Goal
Where a line holds the string "学习本文选择典型事例表现人物品质的方法", return that line.

Provided data
---+---

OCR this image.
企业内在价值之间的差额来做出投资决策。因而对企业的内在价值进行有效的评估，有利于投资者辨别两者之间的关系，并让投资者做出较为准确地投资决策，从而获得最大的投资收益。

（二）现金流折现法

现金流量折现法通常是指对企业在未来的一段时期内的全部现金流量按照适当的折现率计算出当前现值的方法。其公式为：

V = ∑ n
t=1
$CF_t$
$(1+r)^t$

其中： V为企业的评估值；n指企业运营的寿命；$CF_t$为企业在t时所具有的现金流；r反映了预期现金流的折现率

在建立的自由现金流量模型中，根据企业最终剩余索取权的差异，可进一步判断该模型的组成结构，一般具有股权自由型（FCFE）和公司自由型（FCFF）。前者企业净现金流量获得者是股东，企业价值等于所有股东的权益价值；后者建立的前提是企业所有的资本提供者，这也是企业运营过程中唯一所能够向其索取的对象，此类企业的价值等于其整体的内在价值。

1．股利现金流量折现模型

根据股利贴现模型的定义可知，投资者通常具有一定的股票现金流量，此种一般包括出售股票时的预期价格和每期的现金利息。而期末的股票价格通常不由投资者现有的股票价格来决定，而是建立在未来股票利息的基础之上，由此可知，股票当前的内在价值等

---+---

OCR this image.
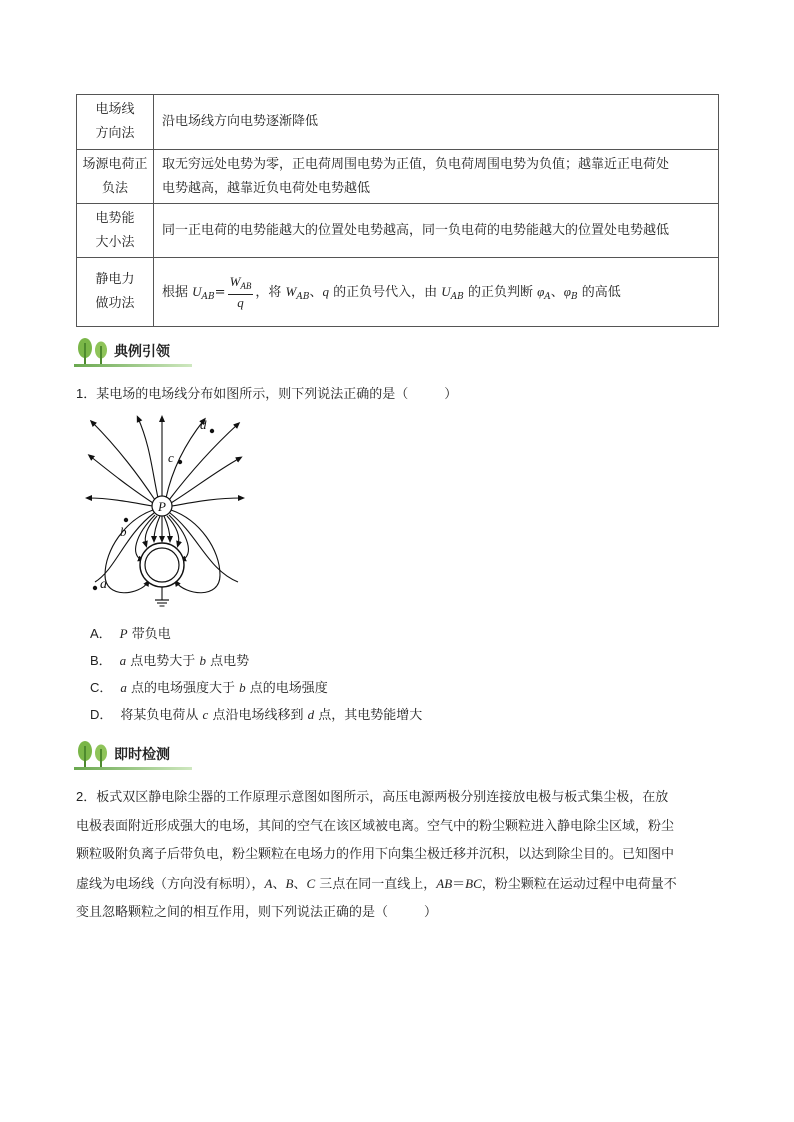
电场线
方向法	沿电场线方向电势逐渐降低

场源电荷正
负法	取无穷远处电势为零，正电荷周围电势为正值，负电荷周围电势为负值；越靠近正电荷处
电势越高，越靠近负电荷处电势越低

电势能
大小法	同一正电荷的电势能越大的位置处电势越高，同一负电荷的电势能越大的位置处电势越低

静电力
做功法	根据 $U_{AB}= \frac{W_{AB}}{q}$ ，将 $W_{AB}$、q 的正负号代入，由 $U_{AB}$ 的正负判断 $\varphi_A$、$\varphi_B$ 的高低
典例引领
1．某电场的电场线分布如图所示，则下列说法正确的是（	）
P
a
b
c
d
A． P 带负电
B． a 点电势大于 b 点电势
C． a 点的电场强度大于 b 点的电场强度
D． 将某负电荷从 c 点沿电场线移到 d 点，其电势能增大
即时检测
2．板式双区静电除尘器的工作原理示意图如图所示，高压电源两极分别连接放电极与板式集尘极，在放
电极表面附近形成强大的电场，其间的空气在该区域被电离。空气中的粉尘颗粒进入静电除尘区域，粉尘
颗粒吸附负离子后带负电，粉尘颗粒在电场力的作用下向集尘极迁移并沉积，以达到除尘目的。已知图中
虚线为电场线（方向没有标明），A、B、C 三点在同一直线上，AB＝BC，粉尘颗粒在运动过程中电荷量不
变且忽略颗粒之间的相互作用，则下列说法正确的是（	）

---+---

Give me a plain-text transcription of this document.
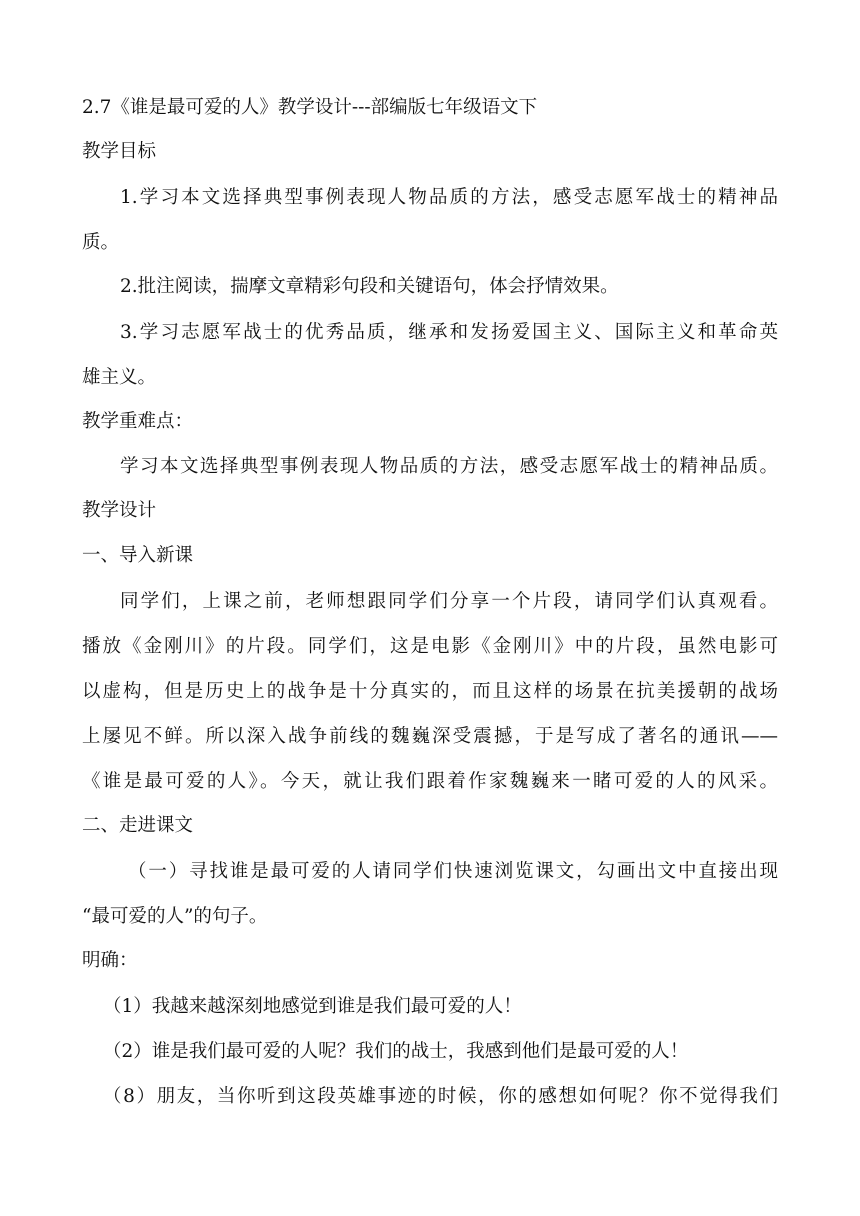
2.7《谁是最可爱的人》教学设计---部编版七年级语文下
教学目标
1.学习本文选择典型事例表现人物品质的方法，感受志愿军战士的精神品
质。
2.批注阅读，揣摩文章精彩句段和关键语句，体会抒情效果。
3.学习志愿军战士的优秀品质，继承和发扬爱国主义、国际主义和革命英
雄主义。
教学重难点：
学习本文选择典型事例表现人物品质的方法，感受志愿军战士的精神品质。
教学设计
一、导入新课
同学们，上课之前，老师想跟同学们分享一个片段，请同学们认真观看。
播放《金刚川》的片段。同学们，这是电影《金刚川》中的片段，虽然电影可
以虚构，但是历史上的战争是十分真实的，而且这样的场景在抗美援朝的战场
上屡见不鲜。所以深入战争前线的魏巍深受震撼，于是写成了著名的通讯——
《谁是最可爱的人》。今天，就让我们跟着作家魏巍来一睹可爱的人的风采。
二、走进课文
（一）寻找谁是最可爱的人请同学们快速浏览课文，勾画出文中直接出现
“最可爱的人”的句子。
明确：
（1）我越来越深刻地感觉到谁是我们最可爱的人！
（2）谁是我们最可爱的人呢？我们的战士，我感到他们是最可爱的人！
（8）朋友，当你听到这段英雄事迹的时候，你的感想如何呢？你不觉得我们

---+---

Solution to this task
1.学习本文选择典型事例表现人物品质的方法，感受志愿军战士的精神品
学习本文选择典型事例表现人物品质的方法，感受志愿军战士的精神品质。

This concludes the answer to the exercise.